## Given task
Copy every line in the records below that contains the word "страховых".

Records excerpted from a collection
........

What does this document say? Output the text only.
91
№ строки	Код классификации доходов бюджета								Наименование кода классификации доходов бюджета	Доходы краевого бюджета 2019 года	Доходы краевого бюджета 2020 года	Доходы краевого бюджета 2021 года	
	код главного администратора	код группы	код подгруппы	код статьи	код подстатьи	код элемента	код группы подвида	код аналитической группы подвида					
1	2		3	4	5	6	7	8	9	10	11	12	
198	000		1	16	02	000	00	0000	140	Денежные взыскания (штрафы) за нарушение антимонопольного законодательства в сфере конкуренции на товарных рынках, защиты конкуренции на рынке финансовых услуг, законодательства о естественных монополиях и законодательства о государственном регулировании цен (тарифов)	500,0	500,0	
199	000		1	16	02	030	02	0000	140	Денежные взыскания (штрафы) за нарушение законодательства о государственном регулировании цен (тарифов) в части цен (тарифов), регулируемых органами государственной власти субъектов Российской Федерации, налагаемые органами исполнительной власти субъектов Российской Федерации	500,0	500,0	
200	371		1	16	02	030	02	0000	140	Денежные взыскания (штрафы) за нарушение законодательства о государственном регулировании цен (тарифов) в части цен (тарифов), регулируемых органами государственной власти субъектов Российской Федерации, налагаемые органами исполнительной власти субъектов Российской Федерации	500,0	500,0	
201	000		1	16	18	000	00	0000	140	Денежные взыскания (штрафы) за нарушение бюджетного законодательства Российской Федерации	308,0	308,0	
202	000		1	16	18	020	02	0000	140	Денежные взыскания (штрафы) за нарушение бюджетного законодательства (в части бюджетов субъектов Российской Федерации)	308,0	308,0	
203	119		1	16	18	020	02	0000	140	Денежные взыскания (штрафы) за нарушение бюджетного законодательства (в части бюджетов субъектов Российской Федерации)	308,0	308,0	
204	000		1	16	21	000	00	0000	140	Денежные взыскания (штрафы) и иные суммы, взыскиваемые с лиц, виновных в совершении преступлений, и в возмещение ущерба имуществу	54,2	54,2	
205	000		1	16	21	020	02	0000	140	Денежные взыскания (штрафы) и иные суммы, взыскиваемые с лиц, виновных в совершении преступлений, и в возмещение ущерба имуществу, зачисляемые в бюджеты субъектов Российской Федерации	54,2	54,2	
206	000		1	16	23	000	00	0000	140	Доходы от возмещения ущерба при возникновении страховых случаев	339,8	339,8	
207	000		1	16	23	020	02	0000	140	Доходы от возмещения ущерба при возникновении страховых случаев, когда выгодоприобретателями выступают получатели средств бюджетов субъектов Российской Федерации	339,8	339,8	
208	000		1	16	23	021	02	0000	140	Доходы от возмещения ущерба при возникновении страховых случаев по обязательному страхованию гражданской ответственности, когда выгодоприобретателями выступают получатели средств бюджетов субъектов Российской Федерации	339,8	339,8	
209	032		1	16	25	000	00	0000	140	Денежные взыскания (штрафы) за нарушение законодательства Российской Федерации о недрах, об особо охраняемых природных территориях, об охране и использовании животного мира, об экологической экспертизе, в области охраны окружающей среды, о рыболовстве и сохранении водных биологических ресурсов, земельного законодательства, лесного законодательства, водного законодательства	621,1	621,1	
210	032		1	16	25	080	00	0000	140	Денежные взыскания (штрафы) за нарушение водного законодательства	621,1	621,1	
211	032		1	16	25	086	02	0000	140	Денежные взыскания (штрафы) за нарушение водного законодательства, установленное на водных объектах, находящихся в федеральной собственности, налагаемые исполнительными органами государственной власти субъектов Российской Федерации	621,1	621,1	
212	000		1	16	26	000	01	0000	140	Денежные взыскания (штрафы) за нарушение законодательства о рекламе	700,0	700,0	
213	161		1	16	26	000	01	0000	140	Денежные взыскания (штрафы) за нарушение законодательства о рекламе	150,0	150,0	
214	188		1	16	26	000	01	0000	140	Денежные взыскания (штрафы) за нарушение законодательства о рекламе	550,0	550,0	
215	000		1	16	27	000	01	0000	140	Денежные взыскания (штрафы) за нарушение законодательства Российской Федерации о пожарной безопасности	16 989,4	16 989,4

........

## Correct response
206	000		1	16	23	000	00	0000	140	Доходы от возмещения ущерба при возникновении страховых случаев	339,8	339,8	
207	000		1	16	23	020	02	0000	140	Доходы от возмещения ущерба при возникновении страховых случаев, когда выгодоприобретателями выступают получатели средств бюджетов субъектов Российской Федерации	339,8	339,8	
208	000		1	16	23	021	02	0000	140	Доходы от возмещения ущерба при возникновении страховых случаев по обязательному страхованию гражданской ответственности, когда выгодоприобретателями выступают получатели средств бюджетов субъектов Российской Федерации	339,8	339,8	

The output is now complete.